Description of the task> Copy the records below exactly, omitting any pictures they contain.

Dataset records>
○ ○ ○ ○ ○ ○ ○

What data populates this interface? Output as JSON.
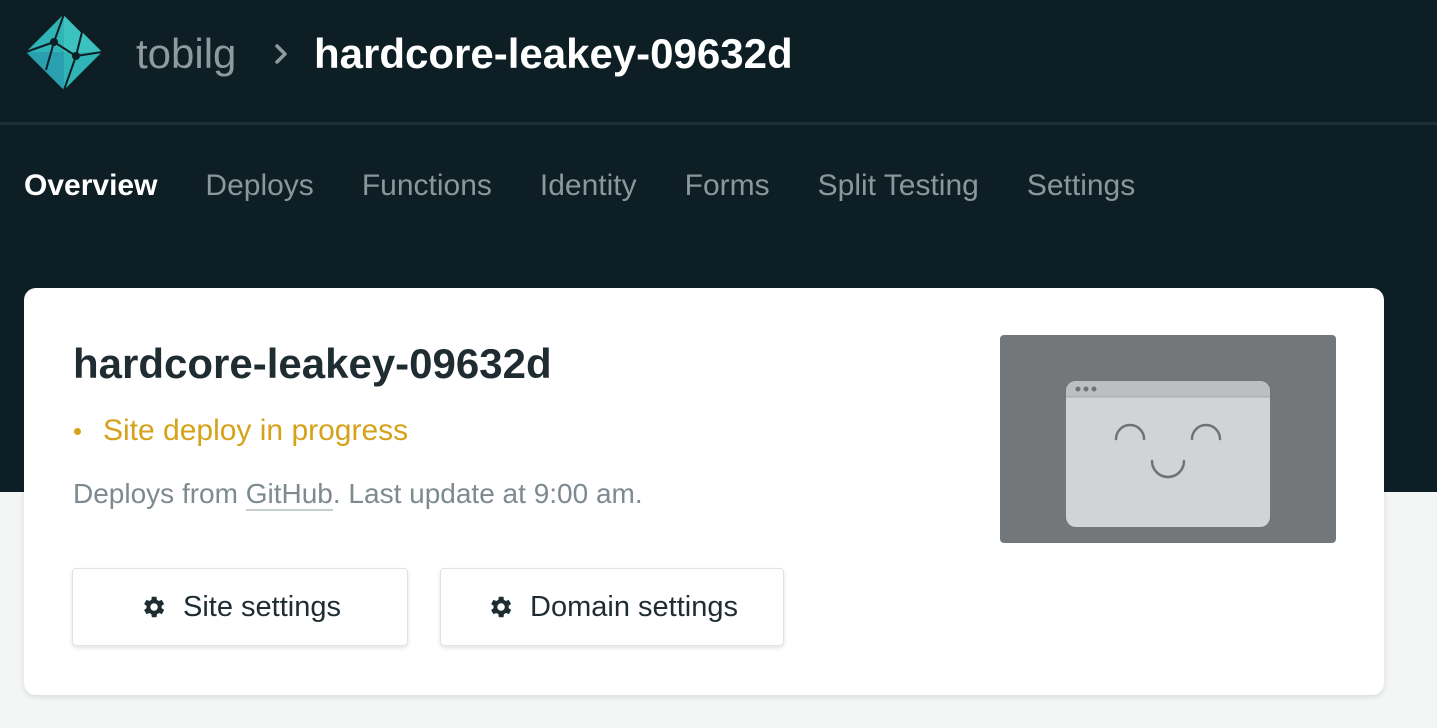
{
  "header": {
    "team_name": "tobilg",
    "separator_icon": "chevron-right-icon",
    "site_name": "hardcore-leakey-09632d",
    "logo_icon": "netlify-logo-icon"
  },
  "tabs": [
    {
      "label": "Overview",
      "active": true
    },
    {
      "label": "Deploys",
      "active": false
    },
    {
      "label": "Functions",
      "active": false
    },
    {
      "label": "Identity",
      "active": false
    },
    {
      "label": "Forms",
      "active": false
    },
    {
      "label": "Split Testing",
      "active": false
    },
    {
      "label": "Settings",
      "active": false
    }
  ],
  "card": {
    "site_name": "hardcore-leakey-09632d",
    "status": "Site deploy in progress",
    "deploy_prefix": "Deploys from ",
    "deploy_source": "GitHub",
    "deploy_suffix": ". Last update at 9:00 am.",
    "site_settings_label": "Site settings",
    "domain_settings_label": "Domain settings",
    "button_icon": "gear-icon",
    "preview_icon": "smiling-browser-icon"
  },
  "colors": {
    "header_bg": "#0e1e25",
    "accent_logo": "#2fb5b5",
    "status_warning": "#d6a21b",
    "page_bg": "#f4f6f6"
  }
}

○ ○ ○ ○ ○ ○ ○

Exercise result>
What data populates this interface? Output as JSON.
{
  "header": {
    "team_name": "tobilg",
    "separator_icon": "chevron-right-icon",
    "site_name": "hardcore-leakey-09632d",
    "logo_icon": "netlify-logo-icon"
  },
  "tabs": [
    {
      "label": "Overview",
      "active": true
    },
    {
      "label": "Deploys",
      "active": false
    },
    {
      "label": "Functions",
      "active": false
    },
    {
      "label": "Identity",
      "active": false
    },
    {
      "label": "Forms",
      "active": false
    },
    {
      "label": "Split Testing",
      "active": false
    },
    {
      "label": "Settings",
      "active": false
    }
  ],
  "card": {
    "site_name": "hardcore-leakey-09632d",
    "status": "Site deploy in progress",
    "deploy_prefix": "Deploys from ",
    "deploy_source": "GitHub",
    "deploy_suffix": ". Last update at 9:00 am.",
    "site_settings_label": "Site settings",
    "domain_settings_label": "Domain settings",
    "button_icon": "gear-icon",
    "preview_icon": "smiling-browser-icon"
  },
  "colors": {
    "header_bg": "#0e1e25",
    "accent_logo": "#2fb5b5",
    "status_warning": "#d6a21b",
    "page_bg": "#f4f6f6"
  }
}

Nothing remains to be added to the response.